Dataset items:
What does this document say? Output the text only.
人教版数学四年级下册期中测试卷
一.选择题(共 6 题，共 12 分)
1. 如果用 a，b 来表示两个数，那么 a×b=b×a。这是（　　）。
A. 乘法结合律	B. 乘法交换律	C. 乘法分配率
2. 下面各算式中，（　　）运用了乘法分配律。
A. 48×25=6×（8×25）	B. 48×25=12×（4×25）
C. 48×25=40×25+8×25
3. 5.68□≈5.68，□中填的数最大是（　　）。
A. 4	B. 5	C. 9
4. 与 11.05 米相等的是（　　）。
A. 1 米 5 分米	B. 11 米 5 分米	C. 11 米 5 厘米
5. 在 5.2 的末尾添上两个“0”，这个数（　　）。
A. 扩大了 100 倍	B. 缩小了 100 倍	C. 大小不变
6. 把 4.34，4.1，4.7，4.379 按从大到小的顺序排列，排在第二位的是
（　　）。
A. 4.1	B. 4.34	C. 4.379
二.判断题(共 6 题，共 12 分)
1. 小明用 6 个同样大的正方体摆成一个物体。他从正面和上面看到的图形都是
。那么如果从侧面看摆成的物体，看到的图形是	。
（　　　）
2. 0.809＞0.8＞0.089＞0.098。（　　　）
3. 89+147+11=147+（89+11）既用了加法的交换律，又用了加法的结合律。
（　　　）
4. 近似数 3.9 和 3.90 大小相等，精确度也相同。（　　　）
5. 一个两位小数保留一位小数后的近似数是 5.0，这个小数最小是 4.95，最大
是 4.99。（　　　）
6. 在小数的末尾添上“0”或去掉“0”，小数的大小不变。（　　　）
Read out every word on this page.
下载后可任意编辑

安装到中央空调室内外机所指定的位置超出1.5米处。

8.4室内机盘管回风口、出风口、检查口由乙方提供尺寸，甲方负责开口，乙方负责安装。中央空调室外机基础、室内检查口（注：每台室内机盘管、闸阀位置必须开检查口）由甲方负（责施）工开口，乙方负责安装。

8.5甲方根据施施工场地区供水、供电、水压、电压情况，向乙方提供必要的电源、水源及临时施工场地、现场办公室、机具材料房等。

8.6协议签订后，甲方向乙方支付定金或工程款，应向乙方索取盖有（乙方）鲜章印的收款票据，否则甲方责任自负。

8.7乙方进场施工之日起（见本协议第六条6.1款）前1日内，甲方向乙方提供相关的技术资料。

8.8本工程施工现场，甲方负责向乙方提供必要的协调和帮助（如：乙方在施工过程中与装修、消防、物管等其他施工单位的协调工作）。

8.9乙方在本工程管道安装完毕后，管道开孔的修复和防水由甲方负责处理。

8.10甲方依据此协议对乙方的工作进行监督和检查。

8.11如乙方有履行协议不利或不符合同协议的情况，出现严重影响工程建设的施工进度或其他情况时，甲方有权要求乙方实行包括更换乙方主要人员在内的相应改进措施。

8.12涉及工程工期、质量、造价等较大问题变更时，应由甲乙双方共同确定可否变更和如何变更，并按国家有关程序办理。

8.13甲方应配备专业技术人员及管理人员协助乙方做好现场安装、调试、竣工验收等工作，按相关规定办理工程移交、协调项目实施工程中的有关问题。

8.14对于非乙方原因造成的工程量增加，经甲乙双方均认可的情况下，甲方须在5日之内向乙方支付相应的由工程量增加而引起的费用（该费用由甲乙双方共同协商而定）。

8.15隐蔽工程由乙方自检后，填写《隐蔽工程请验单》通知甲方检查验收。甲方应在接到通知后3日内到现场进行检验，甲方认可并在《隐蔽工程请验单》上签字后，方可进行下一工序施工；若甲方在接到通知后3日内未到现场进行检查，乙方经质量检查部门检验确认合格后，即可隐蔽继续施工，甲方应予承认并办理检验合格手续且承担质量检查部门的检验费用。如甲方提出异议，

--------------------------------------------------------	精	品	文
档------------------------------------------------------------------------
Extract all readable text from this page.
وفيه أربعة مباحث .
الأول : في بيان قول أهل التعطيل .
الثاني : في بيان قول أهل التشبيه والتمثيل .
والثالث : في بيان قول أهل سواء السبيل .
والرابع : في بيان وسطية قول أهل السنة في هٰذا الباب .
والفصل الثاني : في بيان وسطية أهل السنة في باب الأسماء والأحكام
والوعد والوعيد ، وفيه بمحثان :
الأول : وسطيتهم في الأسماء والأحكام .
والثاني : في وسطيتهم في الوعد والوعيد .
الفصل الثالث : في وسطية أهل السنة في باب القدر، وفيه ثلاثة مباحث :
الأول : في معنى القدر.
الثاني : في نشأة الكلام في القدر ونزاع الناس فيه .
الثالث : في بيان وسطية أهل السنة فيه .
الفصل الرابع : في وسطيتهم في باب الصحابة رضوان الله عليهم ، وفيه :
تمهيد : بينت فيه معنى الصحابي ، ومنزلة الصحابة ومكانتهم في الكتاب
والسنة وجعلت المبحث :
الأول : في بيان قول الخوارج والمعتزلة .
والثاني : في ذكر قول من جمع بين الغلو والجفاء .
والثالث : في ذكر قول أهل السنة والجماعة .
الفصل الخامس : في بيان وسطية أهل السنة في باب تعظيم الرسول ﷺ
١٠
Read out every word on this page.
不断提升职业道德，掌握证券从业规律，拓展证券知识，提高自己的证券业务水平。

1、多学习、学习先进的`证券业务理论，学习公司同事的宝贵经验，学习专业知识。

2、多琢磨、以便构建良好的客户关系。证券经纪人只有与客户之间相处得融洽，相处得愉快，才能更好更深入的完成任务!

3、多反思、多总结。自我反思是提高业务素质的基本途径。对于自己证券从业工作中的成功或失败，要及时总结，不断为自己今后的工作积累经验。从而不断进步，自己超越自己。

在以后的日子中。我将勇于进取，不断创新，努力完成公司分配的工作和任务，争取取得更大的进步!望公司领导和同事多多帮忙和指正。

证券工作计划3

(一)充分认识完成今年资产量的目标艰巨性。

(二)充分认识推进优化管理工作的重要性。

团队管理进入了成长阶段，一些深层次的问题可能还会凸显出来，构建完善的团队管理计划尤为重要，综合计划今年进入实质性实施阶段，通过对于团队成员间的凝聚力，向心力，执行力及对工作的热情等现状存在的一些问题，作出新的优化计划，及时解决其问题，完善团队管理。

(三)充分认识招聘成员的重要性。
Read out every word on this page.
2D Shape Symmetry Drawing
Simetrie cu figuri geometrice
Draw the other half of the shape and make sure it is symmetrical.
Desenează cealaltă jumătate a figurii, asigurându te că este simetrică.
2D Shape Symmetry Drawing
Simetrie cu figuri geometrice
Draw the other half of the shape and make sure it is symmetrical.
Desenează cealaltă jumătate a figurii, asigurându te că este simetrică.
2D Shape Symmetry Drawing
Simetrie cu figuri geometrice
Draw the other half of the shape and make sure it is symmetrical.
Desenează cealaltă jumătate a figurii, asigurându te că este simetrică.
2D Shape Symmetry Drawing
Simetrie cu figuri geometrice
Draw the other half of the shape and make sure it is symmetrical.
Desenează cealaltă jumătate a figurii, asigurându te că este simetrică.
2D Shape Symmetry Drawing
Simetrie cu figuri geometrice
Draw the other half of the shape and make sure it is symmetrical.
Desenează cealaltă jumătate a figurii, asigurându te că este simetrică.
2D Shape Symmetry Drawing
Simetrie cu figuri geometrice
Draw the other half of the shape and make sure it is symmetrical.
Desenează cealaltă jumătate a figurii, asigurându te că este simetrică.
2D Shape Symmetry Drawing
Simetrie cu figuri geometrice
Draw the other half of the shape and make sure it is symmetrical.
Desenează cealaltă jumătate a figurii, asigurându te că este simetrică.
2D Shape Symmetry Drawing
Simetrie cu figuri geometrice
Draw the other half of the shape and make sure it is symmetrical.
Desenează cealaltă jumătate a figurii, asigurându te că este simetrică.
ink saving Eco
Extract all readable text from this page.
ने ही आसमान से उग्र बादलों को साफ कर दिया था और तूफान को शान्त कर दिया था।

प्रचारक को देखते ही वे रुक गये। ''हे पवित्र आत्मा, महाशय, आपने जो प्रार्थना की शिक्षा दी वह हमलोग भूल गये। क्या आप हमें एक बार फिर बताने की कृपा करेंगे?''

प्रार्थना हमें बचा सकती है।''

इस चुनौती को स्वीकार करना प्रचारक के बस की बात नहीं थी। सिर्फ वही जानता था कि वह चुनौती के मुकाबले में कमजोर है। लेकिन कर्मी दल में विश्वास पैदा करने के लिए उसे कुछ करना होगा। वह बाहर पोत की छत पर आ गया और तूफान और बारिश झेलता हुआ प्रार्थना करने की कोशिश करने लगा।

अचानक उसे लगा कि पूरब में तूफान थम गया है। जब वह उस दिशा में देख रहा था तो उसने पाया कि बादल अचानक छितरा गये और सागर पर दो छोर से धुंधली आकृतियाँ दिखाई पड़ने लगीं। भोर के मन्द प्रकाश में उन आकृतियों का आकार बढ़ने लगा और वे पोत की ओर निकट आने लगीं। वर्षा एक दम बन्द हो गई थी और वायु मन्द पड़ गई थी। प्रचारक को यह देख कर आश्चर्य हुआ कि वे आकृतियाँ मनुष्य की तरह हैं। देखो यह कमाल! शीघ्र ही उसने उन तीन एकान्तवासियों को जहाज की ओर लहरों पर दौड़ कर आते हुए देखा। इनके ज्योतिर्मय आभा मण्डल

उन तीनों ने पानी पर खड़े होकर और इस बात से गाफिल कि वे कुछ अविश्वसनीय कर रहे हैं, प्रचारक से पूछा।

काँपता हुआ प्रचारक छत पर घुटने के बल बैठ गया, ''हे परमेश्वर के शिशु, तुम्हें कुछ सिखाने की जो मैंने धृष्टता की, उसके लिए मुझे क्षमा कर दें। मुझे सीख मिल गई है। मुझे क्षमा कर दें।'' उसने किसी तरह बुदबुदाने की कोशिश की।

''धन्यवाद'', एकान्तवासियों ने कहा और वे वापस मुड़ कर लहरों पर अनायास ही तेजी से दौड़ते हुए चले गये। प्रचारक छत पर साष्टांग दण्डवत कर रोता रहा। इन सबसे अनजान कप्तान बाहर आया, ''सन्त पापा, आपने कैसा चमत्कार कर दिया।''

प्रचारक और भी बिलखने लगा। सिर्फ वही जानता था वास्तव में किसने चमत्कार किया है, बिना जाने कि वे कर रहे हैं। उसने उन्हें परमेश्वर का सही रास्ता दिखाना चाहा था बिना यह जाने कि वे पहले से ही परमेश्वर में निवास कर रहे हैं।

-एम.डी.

Task objective
Locate the word "وفيه" in the entries, and copy every line where it is found.

Task response
وفيه أربعة مباحث .
والوعد والوعيد ، وفيه بمحثان :
الفصل الثالث : في وسطية أهل السنة في باب القدر، وفيه ثلاثة مباحث :
الفصل الرابع : في وسطيتهم في باب الصحابة رضوان الله عليهم ، وفيه :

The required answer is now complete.